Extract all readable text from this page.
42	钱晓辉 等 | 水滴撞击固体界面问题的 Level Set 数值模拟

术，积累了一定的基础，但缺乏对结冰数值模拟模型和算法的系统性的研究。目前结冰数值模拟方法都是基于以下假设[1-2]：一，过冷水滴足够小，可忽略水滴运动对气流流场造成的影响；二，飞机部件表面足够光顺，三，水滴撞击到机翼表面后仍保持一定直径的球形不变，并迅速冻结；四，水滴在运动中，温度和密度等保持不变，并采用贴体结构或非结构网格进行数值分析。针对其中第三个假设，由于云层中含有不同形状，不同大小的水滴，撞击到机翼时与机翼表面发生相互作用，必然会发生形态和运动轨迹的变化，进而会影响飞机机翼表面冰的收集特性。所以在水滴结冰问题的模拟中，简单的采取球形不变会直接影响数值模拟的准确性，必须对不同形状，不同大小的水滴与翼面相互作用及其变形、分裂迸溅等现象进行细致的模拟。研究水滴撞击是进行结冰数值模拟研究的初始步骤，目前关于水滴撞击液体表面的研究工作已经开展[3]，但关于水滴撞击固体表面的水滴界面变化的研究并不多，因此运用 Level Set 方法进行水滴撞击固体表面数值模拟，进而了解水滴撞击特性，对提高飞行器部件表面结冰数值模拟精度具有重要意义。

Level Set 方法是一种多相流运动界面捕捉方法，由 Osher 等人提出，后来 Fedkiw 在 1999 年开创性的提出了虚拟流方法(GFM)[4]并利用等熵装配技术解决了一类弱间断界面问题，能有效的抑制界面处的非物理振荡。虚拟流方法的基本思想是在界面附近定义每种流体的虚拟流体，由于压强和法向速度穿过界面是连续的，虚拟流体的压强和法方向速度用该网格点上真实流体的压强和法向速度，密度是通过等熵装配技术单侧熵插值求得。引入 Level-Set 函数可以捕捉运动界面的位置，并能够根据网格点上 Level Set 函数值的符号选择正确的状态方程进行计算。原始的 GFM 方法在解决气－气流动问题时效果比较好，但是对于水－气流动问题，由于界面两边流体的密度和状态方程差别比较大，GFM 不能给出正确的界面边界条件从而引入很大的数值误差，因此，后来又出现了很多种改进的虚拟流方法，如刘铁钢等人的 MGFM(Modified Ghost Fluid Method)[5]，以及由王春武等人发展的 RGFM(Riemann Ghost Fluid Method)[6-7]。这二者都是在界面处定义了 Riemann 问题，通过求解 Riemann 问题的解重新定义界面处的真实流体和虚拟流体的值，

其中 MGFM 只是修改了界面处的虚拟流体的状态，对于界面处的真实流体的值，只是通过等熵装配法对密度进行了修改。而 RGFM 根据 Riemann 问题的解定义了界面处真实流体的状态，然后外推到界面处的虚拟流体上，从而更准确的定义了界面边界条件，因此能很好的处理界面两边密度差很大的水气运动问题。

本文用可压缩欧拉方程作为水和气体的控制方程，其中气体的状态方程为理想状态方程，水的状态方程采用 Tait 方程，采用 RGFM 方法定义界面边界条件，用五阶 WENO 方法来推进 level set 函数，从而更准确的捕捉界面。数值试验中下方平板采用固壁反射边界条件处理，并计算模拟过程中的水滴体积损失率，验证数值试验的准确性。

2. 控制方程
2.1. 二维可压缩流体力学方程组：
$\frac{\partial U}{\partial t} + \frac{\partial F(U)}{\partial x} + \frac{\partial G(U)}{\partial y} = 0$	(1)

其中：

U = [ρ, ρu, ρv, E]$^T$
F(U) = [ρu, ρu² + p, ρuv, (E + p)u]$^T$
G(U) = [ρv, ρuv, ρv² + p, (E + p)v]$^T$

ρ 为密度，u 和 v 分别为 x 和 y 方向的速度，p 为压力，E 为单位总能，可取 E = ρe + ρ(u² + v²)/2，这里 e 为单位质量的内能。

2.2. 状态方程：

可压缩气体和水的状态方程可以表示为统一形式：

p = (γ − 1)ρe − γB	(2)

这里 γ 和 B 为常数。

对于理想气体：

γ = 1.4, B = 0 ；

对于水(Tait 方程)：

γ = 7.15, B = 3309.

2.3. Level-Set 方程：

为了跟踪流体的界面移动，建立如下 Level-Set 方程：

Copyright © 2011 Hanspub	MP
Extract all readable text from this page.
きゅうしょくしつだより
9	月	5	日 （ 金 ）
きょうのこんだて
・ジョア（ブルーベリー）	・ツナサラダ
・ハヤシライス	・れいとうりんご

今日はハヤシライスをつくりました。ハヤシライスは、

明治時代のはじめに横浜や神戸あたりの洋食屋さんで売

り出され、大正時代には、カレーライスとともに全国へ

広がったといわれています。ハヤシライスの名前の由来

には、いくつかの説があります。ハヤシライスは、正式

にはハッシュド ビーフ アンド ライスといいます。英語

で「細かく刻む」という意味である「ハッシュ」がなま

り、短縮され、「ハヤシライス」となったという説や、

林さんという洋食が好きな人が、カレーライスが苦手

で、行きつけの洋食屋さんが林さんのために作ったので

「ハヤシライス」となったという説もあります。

****************

## Problem requirements
Go back to the listing above and please repeat it exactly.

## Answer to the exercise
Extract all readable text from this page.
42	钱晓辉 等 | 水滴撞击固体界面问题的 Level Set 数值模拟

术，积累了一定的基础，但缺乏对结冰数值模拟模型和算法的系统性的研究。目前结冰数值模拟方法都是基于以下假设[1-2]：一，过冷水滴足够小，可忽略水滴运动对气流流场造成的影响；二，飞机部件表面足够光顺，三，水滴撞击到机翼表面后仍保持一定直径的球形不变，并迅速冻结；四，水滴在运动中，温度和密度等保持不变，并采用贴体结构或非结构网格进行数值分析。针对其中第三个假设，由于云层中含有不同形状，不同大小的水滴，撞击到机翼时与机翼表面发生相互作用，必然会发生形态和运动轨迹的变化，进而会影响飞机机翼表面冰的收集特性。所以在水滴结冰问题的模拟中，简单的采取球形不变会直接影响数值模拟的准确性，必须对不同形状，不同大小的水滴与翼面相互作用及其变形、分裂迸溅等现象进行细致的模拟。研究水滴撞击是进行结冰数值模拟研究的初始步骤，目前关于水滴撞击液体表面的研究工作已经开展[3]，但关于水滴撞击固体表面的水滴界面变化的研究并不多，因此运用 Level Set 方法进行水滴撞击固体表面数值模拟，进而了解水滴撞击特性，对提高飞行器部件表面结冰数值模拟精度具有重要意义。

Level Set 方法是一种多相流运动界面捕捉方法，由 Osher 等人提出，后来 Fedkiw 在 1999 年开创性的提出了虚拟流方法(GFM)[4]并利用等熵装配技术解决了一类弱间断界面问题，能有效的抑制界面处的非物理振荡。虚拟流方法的基本思想是在界面附近定义每种流体的虚拟流体，由于压强和法向速度穿过界面是连续的，虚拟流体的压强和法方向速度用该网格点上真实流体的压强和法向速度，密度是通过等熵装配技术单侧熵插值求得。引入 Level-Set 函数可以捕捉运动界面的位置，并能够根据网格点上 Level Set 函数值的符号选择正确的状态方程进行计算。原始的 GFM 方法在解决气－气流动问题时效果比较好，但是对于水－气流动问题，由于界面两边流体的密度和状态方程差别比较大，GFM 不能给出正确的界面边界条件从而引入很大的数值误差，因此，后来又出现了很多种改进的虚拟流方法，如刘铁钢等人的 MGFM(Modified Ghost Fluid Method)[5]，以及由王春武等人发展的 RGFM(Riemann Ghost Fluid Method)[6-7]。这二者都是在界面处定义了 Riemann 问题，通过求解 Riemann 问题的解重新定义界面处的真实流体和虚拟流体的值，

其中 MGFM 只是修改了界面处的虚拟流体的状态，对于界面处的真实流体的值，只是通过等熵装配法对密度进行了修改。而 RGFM 根据 Riemann 问题的解定义了界面处真实流体的状态，然后外推到界面处的虚拟流体上，从而更准确的定义了界面边界条件，因此能很好的处理界面两边密度差很大的水气运动问题。

本文用可压缩欧拉方程作为水和气体的控制方程，其中气体的状态方程为理想状态方程，水的状态方程采用 Tait 方程，采用 RGFM 方法定义界面边界条件，用五阶 WENO 方法来推进 level set 函数，从而更准确的捕捉界面。数值试验中下方平板采用固壁反射边界条件处理，并计算模拟过程中的水滴体积损失率，验证数值试验的准确性。

2. 控制方程
2.1. 二维可压缩流体力学方程组：
$\frac{\partial U}{\partial t} + \frac{\partial F(U)}{\partial x} + \frac{\partial G(U)}{\partial y} = 0$	(1)

其中：

U = [ρ, ρu, ρv, E]$^T$
F(U) = [ρu, ρu² + p, ρuv, (E + p)u]$^T$
G(U) = [ρv, ρuv, ρv² + p, (E + p)v]$^T$

ρ 为密度，u 和 v 分别为 x 和 y 方向的速度，p 为压力，E 为单位总能，可取 E = ρe + ρ(u² + v²)/2，这里 e 为单位质量的内能。

2.2. 状态方程：

可压缩气体和水的状态方程可以表示为统一形式：

p = (γ − 1)ρe − γB	(2)

这里 γ 和 B 为常数。

对于理想气体：

γ = 1.4, B = 0 ；

对于水(Tait 方程)：

γ = 7.15, B = 3309.

2.3. Level-Set 方程：

为了跟踪流体的界面移动，建立如下 Level-Set 方程：

Copyright © 2011 Hanspub	MP
Extract all readable text from this page.
きゅうしょくしつだより
9	月	5	日 （ 金 ）
きょうのこんだて
・ジョア（ブルーベリー）	・ツナサラダ
・ハヤシライス	・れいとうりんご

今日はハヤシライスをつくりました。ハヤシライスは、

明治時代のはじめに横浜や神戸あたりの洋食屋さんで売

り出され、大正時代には、カレーライスとともに全国へ

広がったといわれています。ハヤシライスの名前の由来

には、いくつかの説があります。ハヤシライスは、正式

にはハッシュド ビーフ アンド ライスといいます。英語

で「細かく刻む」という意味である「ハッシュ」がなま

り、短縮され、「ハヤシライス」となったという説や、

林さんという洋食が好きな人が、カレーライスが苦手

で、行きつけの洋食屋さんが林さんのために作ったので

「ハヤシライス」となったという説もあります。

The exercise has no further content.